» Exercise details
An exact copy of all the data is required, with pictures left out.

(Saved data entries)
========

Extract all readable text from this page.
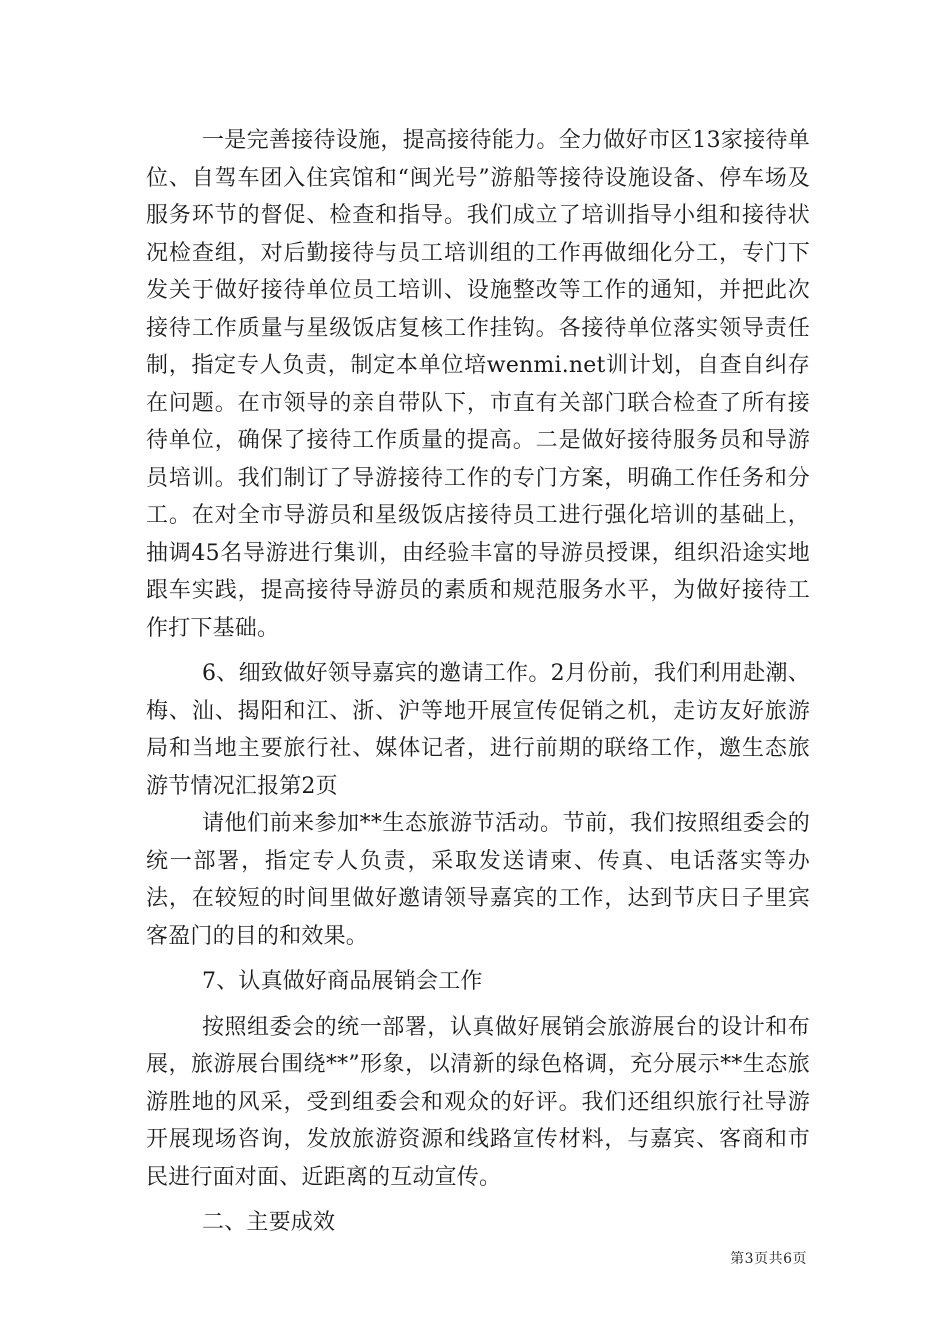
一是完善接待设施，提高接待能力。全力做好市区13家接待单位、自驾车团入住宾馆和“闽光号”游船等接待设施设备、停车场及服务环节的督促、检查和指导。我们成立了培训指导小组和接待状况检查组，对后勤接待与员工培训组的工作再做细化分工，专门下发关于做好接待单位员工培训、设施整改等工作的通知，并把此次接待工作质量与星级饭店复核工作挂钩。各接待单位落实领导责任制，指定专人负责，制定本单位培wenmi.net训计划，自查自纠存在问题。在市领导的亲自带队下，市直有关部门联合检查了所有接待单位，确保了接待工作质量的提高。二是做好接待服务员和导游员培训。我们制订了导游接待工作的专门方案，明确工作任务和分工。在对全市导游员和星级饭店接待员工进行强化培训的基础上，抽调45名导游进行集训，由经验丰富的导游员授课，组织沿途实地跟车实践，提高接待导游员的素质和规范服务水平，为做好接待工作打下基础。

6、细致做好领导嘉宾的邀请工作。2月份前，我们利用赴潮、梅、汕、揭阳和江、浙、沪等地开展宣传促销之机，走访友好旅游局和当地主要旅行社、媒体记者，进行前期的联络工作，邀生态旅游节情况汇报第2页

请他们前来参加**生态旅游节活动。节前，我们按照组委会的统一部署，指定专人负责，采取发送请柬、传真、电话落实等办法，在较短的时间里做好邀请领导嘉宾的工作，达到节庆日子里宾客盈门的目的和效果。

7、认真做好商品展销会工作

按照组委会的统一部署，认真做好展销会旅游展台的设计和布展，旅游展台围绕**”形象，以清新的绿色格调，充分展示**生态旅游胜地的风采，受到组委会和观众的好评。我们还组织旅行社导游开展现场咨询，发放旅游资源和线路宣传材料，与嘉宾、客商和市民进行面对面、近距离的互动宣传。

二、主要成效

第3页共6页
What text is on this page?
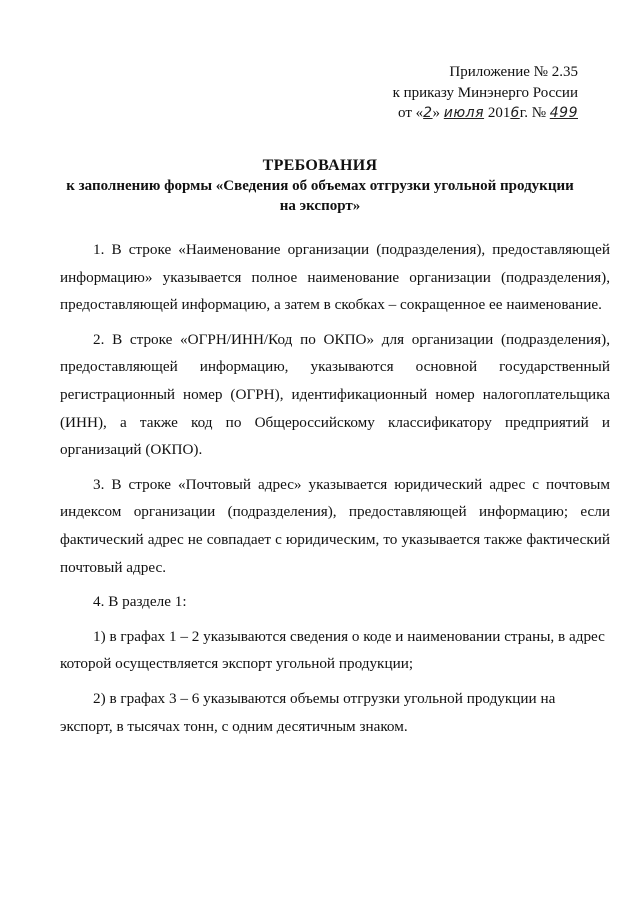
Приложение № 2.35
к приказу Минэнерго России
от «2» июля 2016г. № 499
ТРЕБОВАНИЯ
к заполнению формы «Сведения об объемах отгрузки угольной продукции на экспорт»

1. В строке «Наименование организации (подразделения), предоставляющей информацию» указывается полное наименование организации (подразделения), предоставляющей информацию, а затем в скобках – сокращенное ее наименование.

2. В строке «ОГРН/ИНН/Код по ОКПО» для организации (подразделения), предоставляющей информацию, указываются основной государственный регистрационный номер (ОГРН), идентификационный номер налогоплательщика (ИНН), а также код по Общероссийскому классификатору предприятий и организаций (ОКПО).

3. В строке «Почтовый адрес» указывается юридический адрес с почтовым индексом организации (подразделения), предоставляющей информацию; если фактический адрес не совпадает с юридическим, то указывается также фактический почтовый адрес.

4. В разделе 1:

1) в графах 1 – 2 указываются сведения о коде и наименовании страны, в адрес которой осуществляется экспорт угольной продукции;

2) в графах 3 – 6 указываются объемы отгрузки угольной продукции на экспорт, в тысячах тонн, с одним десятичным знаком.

========

» Written solution
Extract all readable text from this page.
一是完善接待设施，提高接待能力。全力做好市区13家接待单位、自驾车团入住宾馆和“闽光号”游船等接待设施设备、停车场及服务环节的督促、检查和指导。我们成立了培训指导小组和接待状况检查组，对后勤接待与员工培训组的工作再做细化分工，专门下发关于做好接待单位员工培训、设施整改等工作的通知，并把此次接待工作质量与星级饭店复核工作挂钩。各接待单位落实领导责任制，指定专人负责，制定本单位培wenmi.net训计划，自查自纠存在问题。在市领导的亲自带队下，市直有关部门联合检查了所有接待单位，确保了接待工作质量的提高。二是做好接待服务员和导游员培训。我们制订了导游接待工作的专门方案，明确工作任务和分工。在对全市导游员和星级饭店接待员工进行强化培训的基础上，抽调45名导游进行集训，由经验丰富的导游员授课，组织沿途实地跟车实践，提高接待导游员的素质和规范服务水平，为做好接待工作打下基础。

6、细致做好领导嘉宾的邀请工作。2月份前，我们利用赴潮、梅、汕、揭阳和江、浙、沪等地开展宣传促销之机，走访友好旅游局和当地主要旅行社、媒体记者，进行前期的联络工作，邀生态旅游节情况汇报第2页

请他们前来参加**生态旅游节活动。节前，我们按照组委会的统一部署，指定专人负责，采取发送请柬、传真、电话落实等办法，在较短的时间里做好邀请领导嘉宾的工作，达到节庆日子里宾客盈门的目的和效果。

7、认真做好商品展销会工作

按照组委会的统一部署，认真做好展销会旅游展台的设计和布展，旅游展台围绕**”形象，以清新的绿色格调，充分展示**生态旅游胜地的风采，受到组委会和观众的好评。我们还组织旅行社导游开展现场咨询，发放旅游资源和线路宣传材料，与嘉宾、客商和市民进行面对面、近距离的互动宣传。

二、主要成效

第3页共6页
What text is on this page?
Приложение № 2.35
к приказу Минэнерго России
от «2» июля 2016г. № 499
ТРЕБОВАНИЯ
к заполнению формы «Сведения об объемах отгрузки угольной продукции на экспорт»

1. В строке «Наименование организации (подразделения), предоставляющей информацию» указывается полное наименование организации (подразделения), предоставляющей информацию, а затем в скобках – сокращенное ее наименование.

2. В строке «ОГРН/ИНН/Код по ОКПО» для организации (подразделения), предоставляющей информацию, указываются основной государственный регистрационный номер (ОГРН), идентификационный номер налогоплательщика (ИНН), а также код по Общероссийскому классификатору предприятий и организаций (ОКПО).

3. В строке «Почтовый адрес» указывается юридический адрес с почтовым индексом организации (подразделения), предоставляющей информацию; если фактический адрес не совпадает с юридическим, то указывается также фактический почтовый адрес.

4. В разделе 1:

1) в графах 1 – 2 указываются сведения о коде и наименовании страны, в адрес которой осуществляется экспорт угольной продукции;

2) в графах 3 – 6 указываются объемы отгрузки угольной продукции на экспорт, в тысячах тонн, с одним десятичным знаком.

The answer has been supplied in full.